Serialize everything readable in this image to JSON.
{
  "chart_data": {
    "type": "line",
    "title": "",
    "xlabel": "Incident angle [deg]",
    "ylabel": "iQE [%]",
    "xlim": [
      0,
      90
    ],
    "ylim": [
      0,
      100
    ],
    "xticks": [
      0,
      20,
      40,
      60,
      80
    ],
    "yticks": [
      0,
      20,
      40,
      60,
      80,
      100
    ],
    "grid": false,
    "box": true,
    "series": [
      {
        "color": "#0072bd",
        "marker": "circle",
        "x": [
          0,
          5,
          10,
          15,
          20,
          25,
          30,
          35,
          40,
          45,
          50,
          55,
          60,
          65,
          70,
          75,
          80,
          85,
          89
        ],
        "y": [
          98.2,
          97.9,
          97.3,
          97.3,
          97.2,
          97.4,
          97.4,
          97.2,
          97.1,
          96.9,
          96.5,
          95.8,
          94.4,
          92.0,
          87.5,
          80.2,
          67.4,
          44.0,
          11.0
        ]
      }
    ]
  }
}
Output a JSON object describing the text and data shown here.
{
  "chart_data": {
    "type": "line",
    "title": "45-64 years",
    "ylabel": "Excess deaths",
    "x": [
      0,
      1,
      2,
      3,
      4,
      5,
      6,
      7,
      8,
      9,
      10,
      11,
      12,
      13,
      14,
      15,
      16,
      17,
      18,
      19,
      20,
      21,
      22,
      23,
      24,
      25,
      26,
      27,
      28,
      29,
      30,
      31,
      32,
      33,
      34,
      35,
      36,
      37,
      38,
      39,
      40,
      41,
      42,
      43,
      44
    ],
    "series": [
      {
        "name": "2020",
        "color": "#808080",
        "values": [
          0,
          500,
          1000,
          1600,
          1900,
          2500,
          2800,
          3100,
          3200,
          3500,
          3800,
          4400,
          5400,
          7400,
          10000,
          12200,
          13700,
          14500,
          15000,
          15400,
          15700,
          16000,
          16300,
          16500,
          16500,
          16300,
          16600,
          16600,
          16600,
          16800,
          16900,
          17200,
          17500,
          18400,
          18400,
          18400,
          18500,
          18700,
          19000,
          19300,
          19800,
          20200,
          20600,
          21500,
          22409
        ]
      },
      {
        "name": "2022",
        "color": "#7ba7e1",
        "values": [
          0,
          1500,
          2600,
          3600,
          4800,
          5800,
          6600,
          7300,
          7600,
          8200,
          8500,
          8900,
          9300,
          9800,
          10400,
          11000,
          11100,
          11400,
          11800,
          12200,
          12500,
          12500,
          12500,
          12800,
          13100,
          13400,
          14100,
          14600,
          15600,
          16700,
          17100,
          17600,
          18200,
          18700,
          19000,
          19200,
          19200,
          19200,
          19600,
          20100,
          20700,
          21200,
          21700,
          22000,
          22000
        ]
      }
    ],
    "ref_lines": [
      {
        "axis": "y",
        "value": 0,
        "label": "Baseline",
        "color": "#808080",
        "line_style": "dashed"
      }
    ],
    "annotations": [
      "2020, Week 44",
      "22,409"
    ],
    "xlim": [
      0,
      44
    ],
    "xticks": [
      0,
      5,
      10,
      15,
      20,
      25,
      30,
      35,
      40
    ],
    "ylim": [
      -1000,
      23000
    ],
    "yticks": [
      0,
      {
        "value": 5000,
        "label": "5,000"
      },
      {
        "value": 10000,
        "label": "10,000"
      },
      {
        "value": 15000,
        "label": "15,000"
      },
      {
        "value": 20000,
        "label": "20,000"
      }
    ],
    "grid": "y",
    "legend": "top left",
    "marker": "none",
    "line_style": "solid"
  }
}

> Task objective
The records above need to be transcribed in full. Keep every character unchanged.

> Output
Serialize everything readable in this image to JSON.
{
  "chart_data": {
    "type": "line",
    "title": "",
    "xlabel": "Incident angle [deg]",
    "ylabel": "iQE [%]",
    "xlim": [
      0,
      90
    ],
    "ylim": [
      0,
      100
    ],
    "xticks": [
      0,
      20,
      40,
      60,
      80
    ],
    "yticks": [
      0,
      20,
      40,
      60,
      80,
      100
    ],
    "grid": false,
    "box": true,
    "series": [
      {
        "color": "#0072bd",
        "marker": "circle",
        "x": [
          0,
          5,
          10,
          15,
          20,
          25,
          30,
          35,
          40,
          45,
          50,
          55,
          60,
          65,
          70,
          75,
          80,
          85,
          89
        ],
        "y": [
          98.2,
          97.9,
          97.3,
          97.3,
          97.2,
          97.4,
          97.4,
          97.2,
          97.1,
          96.9,
          96.5,
          95.8,
          94.4,
          92.0,
          87.5,
          80.2,
          67.4,
          44.0,
          11.0
        ]
      }
    ]
  }
}
Output a JSON object describing the text and data shown here.
{
  "chart_data": {
    "type": "line",
    "title": "45-64 years",
    "ylabel": "Excess deaths",
    "x": [
      0,
      1,
      2,
      3,
      4,
      5,
      6,
      7,
      8,
      9,
      10,
      11,
      12,
      13,
      14,
      15,
      16,
      17,
      18,
      19,
      20,
      21,
      22,
      23,
      24,
      25,
      26,
      27,
      28,
      29,
      30,
      31,
      32,
      33,
      34,
      35,
      36,
      37,
      38,
      39,
      40,
      41,
      42,
      43,
      44
    ],
    "series": [
      {
        "name": "2020",
        "color": "#808080",
        "values": [
          0,
          500,
          1000,
          1600,
          1900,
          2500,
          2800,
          3100,
          3200,
          3500,
          3800,
          4400,
          5400,
          7400,
          10000,
          12200,
          13700,
          14500,
          15000,
          15400,
          15700,
          16000,
          16300,
          16500,
          16500,
          16300,
          16600,
          16600,
          16600,
          16800,
          16900,
          17200,
          17500,
          18400,
          18400,
          18400,
          18500,
          18700,
          19000,
          19300,
          19800,
          20200,
          20600,
          21500,
          22409
        ]
      },
      {
        "name": "2022",
        "color": "#7ba7e1",
        "values": [
          0,
          1500,
          2600,
          3600,
          4800,
          5800,
          6600,
          7300,
          7600,
          8200,
          8500,
          8900,
          9300,
          9800,
          10400,
          11000,
          11100,
          11400,
          11800,
          12200,
          12500,
          12500,
          12500,
          12800,
          13100,
          13400,
          14100,
          14600,
          15600,
          16700,
          17100,
          17600,
          18200,
          18700,
          19000,
          19200,
          19200,
          19200,
          19600,
          20100,
          20700,
          21200,
          21700,
          22000,
          22000
        ]
      }
    ],
    "ref_lines": [
      {
        "axis": "y",
        "value": 0,
        "label": "Baseline",
        "color": "#808080",
        "line_style": "dashed"
      }
    ],
    "annotations": [
      "2020, Week 44",
      "22,409"
    ],
    "xlim": [
      0,
      44
    ],
    "xticks": [
      0,
      5,
      10,
      15,
      20,
      25,
      30,
      35,
      40
    ],
    "ylim": [
      -1000,
      23000
    ],
    "yticks": [
      0,
      {
        "value": 5000,
        "label": "5,000"
      },
      {
        "value": 10000,
        "label": "10,000"
      },
      {
        "value": 15000,
        "label": "15,000"
      },
      {
        "value": 20000,
        "label": "20,000"
      }
    ],
    "grid": "y",
    "legend": "top left",
    "marker": "none",
    "line_style": "solid"
  }
}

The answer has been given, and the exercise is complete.